_TASK_
Write the data from its start through the line containing "data-point <box>164 60 181 77</box>" as a JSON list of strings, one string per line and no blank lines.

_SUPPLIED INFORMATION_
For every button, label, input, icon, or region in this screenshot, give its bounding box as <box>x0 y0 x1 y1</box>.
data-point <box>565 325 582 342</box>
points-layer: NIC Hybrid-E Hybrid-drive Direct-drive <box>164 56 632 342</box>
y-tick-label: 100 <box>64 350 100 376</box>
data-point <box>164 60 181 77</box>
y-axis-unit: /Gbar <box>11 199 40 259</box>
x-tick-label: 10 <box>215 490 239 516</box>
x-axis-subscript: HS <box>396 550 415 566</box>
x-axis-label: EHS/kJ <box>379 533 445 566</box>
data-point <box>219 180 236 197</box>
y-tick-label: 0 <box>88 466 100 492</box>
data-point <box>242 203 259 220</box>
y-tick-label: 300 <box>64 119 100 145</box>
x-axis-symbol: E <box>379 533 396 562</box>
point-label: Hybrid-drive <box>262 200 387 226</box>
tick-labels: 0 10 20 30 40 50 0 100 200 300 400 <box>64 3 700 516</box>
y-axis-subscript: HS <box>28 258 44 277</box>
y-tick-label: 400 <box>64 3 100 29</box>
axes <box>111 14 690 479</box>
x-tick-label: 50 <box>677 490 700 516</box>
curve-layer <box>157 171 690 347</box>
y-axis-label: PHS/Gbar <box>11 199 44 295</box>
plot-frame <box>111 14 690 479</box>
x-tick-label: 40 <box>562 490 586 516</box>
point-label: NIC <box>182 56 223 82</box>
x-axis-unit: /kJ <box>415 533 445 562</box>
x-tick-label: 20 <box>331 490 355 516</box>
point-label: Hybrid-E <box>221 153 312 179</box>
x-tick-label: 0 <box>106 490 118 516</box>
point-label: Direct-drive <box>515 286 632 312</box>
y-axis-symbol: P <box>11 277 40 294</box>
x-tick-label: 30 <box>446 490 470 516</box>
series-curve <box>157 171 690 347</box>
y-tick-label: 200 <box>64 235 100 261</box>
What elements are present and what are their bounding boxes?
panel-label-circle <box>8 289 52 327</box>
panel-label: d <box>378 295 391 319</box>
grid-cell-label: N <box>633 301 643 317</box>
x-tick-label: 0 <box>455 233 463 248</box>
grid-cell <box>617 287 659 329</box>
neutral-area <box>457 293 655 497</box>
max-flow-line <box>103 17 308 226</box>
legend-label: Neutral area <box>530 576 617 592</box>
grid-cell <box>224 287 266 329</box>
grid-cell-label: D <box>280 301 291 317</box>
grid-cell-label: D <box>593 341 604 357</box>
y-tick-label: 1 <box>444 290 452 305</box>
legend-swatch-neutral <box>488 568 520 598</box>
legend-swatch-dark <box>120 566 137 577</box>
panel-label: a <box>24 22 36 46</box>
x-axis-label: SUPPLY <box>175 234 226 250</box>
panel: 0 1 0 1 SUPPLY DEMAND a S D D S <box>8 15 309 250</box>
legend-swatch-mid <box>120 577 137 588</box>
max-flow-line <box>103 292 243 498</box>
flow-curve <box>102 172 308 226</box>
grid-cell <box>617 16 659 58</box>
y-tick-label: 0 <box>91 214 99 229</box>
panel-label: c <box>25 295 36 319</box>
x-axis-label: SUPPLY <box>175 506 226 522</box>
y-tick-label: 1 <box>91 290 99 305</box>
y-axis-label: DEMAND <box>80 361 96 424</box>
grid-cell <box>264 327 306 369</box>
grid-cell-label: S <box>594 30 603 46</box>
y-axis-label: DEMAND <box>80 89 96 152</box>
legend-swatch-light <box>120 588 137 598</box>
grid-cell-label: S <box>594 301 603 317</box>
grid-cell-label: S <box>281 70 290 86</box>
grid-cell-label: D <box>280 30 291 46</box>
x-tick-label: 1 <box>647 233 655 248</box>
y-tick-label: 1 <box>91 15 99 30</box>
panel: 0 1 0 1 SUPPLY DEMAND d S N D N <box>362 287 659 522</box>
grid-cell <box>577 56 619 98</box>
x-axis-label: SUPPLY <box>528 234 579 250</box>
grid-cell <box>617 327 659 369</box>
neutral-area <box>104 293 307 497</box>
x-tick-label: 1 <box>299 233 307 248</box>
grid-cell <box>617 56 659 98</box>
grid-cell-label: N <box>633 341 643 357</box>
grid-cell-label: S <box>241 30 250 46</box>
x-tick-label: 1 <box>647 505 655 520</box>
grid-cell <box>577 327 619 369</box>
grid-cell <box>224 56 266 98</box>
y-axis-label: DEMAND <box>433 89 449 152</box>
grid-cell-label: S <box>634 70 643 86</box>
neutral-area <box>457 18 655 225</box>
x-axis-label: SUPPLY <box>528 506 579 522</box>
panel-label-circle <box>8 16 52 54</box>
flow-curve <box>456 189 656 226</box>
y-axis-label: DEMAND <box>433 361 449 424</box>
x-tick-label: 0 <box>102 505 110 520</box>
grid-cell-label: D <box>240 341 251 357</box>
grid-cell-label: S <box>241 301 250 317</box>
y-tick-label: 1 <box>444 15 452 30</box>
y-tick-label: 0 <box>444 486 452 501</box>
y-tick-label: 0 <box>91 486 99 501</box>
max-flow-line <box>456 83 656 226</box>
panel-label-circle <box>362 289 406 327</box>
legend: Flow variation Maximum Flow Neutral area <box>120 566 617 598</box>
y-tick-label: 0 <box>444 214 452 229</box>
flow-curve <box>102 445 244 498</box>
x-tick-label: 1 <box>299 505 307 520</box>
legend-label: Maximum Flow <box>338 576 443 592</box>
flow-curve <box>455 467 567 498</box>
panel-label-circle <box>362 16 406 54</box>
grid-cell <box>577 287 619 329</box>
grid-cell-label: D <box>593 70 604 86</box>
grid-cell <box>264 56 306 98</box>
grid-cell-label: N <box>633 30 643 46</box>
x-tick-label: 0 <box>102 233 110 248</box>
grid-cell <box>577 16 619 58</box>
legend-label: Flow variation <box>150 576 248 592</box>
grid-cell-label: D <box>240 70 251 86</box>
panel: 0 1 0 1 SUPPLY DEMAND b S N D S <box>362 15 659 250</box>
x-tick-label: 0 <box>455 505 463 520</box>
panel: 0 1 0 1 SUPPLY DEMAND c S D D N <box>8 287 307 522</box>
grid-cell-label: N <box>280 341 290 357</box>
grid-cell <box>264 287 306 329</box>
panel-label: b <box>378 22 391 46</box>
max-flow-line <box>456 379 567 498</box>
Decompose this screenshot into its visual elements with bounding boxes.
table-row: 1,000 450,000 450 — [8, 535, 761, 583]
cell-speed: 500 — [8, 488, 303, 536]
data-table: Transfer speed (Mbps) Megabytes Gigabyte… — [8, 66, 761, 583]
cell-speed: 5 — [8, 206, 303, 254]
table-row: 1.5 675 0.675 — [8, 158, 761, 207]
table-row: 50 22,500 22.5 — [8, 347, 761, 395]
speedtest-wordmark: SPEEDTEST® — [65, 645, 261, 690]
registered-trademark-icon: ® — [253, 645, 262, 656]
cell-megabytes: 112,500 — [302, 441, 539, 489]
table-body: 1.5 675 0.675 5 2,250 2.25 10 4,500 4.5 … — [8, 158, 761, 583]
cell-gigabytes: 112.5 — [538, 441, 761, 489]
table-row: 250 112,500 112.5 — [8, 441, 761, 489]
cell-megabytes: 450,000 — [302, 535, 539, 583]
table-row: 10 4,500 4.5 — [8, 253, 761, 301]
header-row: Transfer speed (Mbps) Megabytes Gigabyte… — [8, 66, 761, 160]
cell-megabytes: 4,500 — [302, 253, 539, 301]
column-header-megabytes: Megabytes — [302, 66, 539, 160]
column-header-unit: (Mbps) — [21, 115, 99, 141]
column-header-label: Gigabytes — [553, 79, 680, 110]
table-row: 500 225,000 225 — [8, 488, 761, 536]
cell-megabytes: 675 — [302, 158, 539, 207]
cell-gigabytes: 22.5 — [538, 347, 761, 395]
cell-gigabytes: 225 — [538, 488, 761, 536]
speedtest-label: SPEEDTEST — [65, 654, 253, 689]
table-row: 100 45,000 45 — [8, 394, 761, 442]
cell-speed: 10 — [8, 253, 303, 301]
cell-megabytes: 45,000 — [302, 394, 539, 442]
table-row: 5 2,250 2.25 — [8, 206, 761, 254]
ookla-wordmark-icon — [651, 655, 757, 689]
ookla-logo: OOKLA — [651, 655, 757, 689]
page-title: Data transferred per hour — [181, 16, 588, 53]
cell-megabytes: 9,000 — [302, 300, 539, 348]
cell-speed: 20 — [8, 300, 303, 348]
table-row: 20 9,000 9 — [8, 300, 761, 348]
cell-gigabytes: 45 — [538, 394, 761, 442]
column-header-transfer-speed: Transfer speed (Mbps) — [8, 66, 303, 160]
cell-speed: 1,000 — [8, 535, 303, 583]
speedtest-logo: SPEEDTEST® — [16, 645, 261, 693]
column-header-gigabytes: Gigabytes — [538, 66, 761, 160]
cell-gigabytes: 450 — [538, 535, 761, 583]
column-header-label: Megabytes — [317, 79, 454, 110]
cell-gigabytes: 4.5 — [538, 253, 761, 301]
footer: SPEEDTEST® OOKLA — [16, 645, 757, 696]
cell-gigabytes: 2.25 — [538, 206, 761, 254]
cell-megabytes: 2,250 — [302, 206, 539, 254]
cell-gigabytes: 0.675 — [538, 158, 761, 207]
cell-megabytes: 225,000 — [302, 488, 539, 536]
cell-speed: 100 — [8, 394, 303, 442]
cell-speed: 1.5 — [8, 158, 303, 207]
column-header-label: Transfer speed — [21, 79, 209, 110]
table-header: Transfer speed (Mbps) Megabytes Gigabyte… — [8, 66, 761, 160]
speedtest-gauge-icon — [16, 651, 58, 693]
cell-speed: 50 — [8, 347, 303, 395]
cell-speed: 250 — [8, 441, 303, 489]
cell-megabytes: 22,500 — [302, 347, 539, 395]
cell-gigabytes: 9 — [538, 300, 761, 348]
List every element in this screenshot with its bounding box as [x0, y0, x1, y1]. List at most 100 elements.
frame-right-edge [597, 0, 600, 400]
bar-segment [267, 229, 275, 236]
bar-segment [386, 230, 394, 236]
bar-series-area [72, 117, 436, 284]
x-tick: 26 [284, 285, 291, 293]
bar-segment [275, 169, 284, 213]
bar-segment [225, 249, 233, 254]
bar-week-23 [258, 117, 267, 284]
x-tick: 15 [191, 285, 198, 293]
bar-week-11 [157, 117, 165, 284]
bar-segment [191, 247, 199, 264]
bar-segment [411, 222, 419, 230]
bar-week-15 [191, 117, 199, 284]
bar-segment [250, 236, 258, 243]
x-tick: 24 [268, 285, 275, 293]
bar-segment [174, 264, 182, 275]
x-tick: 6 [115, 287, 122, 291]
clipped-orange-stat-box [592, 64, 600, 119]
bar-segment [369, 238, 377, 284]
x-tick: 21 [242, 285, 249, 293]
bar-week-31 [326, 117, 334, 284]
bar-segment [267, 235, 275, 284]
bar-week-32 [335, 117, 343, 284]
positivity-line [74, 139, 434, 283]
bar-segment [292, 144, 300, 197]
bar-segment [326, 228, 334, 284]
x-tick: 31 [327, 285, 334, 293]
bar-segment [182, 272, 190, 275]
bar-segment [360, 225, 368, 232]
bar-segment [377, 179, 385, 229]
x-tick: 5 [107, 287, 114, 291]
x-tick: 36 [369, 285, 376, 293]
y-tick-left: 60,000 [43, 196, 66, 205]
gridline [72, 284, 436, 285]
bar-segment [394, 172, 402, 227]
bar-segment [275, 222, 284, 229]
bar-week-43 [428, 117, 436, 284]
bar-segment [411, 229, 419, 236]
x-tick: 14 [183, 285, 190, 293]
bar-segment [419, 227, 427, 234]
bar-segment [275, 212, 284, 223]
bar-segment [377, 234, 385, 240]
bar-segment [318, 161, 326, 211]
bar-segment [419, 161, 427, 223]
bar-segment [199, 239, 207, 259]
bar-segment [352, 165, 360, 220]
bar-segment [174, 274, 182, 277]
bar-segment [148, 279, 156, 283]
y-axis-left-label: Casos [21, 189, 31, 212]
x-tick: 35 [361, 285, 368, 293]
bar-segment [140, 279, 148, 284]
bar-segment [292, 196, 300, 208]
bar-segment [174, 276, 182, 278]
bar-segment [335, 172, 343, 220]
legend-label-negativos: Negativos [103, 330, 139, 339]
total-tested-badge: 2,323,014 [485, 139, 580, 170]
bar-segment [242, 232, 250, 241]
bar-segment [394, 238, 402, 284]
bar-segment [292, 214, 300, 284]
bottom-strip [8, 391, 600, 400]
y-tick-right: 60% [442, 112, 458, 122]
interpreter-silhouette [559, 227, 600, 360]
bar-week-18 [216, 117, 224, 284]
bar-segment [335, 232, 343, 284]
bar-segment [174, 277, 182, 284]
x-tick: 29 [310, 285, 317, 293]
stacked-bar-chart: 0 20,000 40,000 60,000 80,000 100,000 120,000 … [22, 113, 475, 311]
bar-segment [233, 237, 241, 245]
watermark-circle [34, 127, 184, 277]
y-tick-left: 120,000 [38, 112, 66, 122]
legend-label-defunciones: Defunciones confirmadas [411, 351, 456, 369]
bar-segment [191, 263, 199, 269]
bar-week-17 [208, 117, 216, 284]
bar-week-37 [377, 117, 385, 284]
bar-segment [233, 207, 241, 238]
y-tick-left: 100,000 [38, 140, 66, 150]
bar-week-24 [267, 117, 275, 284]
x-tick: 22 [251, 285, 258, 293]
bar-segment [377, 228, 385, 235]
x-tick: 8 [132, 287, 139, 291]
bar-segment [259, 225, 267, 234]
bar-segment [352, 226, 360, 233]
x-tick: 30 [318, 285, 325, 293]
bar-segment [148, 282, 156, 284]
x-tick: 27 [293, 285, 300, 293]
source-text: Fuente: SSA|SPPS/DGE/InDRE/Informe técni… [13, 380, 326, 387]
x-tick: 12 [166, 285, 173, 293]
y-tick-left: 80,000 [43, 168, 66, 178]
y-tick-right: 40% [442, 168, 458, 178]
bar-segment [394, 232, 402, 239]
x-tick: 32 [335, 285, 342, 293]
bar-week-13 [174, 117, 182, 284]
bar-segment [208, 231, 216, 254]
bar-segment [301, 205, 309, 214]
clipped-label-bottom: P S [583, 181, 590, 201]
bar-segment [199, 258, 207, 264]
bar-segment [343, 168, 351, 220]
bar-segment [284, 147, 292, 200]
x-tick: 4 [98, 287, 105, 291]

_RESULT FOR THIS EXERCISE_
[
  "For every button, label, input, icon, or region in this screenshot, give its bounding box as <box>x0 y0 x1 y1</box>.",
  "data-point <box>565 325 582 342</box>",
  "points-layer: NIC Hybrid-E Hybrid-drive Direct-drive <box>164 56 632 342</box>",
  "y-tick-label: 100 <box>64 350 100 376</box>",
  "data-point <box>164 60 181 77</box>"
]